**Exercise prompt:**
Check the listing below for lines with the word "Minun" and say how many there are, with nothing but the number.

═══ Records for the exercise

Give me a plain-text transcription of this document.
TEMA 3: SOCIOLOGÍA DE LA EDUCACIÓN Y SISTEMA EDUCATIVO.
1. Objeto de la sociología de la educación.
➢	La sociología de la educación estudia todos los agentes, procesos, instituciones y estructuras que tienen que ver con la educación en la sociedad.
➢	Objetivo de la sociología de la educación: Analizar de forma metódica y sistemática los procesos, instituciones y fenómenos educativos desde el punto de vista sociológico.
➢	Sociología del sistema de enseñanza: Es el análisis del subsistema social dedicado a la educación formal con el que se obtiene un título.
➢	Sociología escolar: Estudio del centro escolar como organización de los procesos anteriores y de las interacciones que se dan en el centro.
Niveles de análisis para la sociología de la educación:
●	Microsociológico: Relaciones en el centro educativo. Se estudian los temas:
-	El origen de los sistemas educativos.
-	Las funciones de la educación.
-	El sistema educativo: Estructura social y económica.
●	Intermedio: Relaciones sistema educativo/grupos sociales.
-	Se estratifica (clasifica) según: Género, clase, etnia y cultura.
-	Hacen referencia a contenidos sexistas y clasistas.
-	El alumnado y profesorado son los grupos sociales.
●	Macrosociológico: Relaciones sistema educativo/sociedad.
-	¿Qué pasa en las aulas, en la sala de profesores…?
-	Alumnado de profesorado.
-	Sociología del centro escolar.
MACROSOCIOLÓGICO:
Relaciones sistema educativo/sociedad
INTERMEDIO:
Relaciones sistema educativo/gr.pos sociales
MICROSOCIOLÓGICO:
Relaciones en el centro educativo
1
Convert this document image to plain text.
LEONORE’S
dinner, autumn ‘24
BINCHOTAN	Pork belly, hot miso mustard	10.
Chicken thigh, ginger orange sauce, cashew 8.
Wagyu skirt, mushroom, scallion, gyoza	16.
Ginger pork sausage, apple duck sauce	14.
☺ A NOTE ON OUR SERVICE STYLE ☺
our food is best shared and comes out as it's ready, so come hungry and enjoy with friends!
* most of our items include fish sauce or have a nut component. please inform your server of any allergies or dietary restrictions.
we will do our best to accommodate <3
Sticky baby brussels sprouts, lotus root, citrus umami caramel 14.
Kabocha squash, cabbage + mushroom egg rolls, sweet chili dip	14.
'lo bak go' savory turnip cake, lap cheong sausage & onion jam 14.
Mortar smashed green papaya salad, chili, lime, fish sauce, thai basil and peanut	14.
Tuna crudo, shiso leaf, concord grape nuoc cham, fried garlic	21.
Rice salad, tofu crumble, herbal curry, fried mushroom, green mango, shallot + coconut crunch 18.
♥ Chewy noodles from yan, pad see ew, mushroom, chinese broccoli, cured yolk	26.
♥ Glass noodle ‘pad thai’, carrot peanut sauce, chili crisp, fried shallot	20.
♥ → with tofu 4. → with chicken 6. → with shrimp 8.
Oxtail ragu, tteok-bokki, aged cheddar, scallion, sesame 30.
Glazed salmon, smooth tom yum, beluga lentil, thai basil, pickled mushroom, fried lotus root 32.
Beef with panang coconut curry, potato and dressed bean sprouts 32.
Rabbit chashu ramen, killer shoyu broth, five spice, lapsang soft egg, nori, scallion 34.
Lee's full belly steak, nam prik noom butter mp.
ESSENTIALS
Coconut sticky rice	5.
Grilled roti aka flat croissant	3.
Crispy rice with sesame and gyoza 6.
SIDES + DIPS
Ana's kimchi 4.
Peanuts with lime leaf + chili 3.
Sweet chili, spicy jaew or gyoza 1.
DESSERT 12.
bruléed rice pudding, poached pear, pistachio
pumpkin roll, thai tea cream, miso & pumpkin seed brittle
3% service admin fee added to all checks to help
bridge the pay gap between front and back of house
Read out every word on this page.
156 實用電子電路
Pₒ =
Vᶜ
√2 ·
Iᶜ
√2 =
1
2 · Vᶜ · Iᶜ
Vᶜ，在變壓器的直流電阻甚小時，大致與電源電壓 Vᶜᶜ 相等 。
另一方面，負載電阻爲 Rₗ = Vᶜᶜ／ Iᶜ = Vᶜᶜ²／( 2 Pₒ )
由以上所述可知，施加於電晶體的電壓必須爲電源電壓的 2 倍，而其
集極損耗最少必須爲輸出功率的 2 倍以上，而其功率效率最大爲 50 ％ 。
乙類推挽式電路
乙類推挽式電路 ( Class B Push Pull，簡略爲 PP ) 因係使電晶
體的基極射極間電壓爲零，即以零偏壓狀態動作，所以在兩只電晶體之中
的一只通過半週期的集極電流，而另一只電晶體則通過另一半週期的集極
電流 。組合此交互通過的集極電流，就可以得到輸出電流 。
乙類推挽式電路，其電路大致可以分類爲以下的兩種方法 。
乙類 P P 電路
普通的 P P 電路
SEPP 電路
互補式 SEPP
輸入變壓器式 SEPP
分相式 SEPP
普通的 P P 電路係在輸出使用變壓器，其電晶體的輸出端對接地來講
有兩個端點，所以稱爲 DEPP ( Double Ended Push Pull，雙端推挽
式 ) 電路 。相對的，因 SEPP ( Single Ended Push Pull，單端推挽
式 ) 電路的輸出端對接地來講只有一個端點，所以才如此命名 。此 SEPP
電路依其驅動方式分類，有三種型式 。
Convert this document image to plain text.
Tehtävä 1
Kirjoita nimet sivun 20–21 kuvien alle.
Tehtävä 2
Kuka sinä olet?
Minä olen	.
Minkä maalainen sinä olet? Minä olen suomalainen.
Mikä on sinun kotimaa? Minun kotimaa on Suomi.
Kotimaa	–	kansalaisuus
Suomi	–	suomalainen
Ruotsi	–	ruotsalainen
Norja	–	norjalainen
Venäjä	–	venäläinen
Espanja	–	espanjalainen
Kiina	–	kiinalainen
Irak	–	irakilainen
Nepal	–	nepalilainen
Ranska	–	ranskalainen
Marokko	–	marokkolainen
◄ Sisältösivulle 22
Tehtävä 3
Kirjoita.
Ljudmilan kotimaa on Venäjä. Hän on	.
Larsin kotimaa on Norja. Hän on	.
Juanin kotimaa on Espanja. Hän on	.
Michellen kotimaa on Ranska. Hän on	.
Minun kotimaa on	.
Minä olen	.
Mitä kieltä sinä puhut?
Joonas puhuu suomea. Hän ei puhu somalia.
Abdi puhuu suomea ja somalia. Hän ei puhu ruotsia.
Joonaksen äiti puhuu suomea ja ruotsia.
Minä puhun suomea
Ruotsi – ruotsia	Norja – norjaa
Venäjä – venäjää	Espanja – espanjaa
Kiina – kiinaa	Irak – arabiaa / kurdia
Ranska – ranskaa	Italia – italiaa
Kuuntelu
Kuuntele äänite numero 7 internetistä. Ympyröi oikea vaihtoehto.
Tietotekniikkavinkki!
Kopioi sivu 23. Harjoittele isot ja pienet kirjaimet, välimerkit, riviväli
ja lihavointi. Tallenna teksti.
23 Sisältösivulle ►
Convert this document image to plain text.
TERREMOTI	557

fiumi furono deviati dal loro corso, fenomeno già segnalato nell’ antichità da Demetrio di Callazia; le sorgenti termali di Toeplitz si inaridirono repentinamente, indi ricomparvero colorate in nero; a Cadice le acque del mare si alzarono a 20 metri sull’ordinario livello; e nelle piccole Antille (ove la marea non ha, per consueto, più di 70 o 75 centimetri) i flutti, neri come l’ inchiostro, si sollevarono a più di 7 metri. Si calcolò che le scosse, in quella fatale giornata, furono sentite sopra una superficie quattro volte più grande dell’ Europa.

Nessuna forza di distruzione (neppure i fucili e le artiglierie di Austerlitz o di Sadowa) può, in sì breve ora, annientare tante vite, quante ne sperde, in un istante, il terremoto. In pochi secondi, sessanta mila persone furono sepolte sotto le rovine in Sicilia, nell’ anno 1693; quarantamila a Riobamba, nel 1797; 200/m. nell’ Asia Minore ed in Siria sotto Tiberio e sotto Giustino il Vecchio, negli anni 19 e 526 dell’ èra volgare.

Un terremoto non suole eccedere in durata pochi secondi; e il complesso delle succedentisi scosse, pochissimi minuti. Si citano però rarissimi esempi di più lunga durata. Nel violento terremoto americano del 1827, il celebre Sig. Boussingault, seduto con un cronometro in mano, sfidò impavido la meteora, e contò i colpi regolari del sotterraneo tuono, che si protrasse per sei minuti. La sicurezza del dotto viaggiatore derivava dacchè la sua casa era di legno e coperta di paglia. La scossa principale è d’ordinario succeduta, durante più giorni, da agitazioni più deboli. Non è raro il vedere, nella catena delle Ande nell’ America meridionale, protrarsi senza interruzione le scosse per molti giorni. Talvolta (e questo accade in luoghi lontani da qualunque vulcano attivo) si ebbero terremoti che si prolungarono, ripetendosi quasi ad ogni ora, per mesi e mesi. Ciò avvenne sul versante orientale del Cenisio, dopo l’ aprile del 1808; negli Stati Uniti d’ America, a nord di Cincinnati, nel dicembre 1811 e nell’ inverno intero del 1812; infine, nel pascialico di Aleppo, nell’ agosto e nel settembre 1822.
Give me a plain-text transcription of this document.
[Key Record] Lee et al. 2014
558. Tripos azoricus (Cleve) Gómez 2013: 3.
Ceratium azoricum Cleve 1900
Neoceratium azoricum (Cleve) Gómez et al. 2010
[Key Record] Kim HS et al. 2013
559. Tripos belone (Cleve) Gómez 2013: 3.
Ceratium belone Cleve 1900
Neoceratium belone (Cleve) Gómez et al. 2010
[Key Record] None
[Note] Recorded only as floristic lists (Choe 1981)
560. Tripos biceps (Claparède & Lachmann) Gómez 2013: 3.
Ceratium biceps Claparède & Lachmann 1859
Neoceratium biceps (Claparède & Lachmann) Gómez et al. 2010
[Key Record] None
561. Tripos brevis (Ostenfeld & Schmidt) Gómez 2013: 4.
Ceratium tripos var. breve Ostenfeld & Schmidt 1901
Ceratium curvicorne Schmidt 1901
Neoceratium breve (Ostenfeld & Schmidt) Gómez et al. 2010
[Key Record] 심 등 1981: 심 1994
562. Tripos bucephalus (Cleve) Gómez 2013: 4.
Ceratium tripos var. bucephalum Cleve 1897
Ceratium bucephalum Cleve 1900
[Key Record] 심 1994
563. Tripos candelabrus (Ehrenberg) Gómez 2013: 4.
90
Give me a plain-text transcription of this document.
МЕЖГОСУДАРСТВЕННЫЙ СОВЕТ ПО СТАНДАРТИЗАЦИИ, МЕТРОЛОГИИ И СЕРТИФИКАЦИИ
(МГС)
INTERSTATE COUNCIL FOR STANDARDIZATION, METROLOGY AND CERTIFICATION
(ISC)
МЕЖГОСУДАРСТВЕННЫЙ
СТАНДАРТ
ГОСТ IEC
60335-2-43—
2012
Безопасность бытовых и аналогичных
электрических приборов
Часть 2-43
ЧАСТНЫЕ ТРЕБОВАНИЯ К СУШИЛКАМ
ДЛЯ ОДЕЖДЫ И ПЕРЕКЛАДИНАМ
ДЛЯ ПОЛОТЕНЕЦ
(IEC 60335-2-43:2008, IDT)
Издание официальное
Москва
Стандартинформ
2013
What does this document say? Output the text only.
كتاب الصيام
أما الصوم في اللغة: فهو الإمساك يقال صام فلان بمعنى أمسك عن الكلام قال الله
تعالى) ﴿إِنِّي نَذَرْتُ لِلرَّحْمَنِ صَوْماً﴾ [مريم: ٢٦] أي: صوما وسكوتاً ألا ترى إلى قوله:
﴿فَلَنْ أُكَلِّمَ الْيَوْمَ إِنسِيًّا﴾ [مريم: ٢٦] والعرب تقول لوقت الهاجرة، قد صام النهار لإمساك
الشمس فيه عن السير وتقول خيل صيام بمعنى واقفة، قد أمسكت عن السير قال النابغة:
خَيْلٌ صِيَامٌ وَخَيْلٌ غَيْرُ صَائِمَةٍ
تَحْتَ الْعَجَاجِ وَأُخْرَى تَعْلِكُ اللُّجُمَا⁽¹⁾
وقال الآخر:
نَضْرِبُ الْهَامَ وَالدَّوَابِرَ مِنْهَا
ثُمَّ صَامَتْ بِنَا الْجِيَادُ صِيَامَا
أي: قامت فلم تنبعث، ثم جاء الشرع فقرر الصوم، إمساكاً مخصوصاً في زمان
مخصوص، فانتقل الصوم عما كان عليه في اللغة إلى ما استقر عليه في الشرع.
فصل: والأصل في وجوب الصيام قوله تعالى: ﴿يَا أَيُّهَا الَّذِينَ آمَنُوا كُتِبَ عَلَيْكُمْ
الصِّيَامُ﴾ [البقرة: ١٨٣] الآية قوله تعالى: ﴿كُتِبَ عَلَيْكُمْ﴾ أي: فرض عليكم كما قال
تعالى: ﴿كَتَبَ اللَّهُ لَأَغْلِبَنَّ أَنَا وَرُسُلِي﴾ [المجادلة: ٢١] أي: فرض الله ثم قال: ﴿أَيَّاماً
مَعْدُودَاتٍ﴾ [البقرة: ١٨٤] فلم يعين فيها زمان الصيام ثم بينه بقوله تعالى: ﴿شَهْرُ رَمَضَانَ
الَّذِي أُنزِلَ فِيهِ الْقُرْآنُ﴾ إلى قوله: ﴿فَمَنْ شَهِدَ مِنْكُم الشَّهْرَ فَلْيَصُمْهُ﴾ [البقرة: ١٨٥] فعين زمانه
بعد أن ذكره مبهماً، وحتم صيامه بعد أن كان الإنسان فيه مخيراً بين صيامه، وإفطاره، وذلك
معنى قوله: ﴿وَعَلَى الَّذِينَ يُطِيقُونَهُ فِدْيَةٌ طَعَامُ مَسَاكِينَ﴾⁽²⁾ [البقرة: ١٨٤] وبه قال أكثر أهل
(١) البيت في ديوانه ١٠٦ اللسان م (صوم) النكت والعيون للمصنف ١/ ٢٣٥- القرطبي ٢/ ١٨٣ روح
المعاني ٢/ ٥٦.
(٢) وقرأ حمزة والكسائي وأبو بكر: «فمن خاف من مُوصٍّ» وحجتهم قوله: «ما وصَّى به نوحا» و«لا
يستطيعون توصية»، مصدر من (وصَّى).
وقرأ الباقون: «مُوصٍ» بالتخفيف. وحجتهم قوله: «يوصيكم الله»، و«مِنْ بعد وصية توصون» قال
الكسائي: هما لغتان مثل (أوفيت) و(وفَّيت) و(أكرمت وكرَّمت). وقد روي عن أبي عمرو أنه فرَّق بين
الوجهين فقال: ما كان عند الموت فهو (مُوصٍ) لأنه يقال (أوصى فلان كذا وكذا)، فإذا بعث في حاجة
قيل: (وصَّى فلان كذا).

══════

**Solution for this problem:**
2